►

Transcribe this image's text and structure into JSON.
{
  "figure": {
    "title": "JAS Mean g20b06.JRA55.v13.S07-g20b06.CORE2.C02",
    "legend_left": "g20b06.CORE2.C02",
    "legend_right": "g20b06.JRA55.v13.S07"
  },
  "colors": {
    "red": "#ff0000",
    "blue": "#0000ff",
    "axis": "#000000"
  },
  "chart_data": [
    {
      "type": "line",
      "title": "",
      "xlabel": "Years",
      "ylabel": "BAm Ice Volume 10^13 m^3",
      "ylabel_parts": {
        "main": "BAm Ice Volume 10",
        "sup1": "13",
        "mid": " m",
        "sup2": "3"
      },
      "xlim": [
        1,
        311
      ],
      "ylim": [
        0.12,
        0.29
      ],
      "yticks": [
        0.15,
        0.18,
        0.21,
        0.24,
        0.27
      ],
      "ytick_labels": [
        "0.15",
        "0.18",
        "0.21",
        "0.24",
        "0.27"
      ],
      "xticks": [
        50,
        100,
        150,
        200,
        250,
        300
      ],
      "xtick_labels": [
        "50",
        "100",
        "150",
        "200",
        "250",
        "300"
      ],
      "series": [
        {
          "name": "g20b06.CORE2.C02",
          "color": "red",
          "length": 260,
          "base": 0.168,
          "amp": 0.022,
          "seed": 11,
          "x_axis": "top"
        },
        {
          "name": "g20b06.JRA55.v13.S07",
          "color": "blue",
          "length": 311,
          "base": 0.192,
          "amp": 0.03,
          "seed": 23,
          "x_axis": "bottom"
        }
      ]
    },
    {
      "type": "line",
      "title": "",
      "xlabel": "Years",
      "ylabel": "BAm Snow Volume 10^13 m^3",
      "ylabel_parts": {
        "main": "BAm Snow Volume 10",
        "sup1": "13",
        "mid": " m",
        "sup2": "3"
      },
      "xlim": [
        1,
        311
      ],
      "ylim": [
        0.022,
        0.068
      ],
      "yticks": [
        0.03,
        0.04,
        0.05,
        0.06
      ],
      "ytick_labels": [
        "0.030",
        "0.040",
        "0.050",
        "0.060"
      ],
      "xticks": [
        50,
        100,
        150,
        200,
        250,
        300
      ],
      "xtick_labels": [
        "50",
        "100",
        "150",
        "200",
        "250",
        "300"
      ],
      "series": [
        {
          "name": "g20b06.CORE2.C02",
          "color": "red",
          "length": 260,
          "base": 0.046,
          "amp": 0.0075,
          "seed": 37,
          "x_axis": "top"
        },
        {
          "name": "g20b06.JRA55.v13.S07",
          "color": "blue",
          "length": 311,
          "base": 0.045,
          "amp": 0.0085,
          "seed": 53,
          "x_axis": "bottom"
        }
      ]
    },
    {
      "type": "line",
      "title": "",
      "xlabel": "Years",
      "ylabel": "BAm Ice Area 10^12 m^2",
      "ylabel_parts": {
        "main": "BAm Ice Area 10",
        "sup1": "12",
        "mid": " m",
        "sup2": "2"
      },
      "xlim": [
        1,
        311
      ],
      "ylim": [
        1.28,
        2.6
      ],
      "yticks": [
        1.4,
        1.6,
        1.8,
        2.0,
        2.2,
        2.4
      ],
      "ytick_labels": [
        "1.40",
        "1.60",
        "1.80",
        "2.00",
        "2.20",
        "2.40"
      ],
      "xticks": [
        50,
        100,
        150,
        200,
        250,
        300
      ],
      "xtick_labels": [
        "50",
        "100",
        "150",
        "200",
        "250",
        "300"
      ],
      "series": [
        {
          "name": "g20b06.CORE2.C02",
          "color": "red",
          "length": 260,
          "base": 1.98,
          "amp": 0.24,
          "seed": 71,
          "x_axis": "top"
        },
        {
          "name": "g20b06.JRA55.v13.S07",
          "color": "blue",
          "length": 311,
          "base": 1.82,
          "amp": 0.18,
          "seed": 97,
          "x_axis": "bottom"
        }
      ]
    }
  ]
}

◄

→ Aim: How many lines in the records above contain the word "Volume"? Give only the number.

→ Response to this task: 4